# REQUEST
Note each line of the listing that contains the string "обхода", and copy it.

# SUPPLIED DATA
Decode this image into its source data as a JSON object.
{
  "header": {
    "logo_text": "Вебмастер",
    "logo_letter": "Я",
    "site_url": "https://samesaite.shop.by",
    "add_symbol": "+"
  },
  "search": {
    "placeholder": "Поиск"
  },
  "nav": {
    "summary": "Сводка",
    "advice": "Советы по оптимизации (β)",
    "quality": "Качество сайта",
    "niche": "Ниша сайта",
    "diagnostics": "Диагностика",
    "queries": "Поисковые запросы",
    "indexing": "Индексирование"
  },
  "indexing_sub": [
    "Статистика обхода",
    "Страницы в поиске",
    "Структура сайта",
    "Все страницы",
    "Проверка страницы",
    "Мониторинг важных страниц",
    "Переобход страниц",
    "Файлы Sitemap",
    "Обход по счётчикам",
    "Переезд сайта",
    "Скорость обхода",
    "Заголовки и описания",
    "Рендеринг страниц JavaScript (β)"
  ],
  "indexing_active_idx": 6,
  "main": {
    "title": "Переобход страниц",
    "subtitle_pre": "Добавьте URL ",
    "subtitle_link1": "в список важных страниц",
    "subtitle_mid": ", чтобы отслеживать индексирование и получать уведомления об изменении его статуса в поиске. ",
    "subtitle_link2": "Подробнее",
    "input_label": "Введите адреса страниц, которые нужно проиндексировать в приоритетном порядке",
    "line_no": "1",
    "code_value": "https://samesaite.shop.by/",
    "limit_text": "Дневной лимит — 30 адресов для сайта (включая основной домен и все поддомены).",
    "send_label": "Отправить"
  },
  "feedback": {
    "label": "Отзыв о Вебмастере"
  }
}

# THE RESPONSE
    "Статистика обхода",
    "Скорость обхода",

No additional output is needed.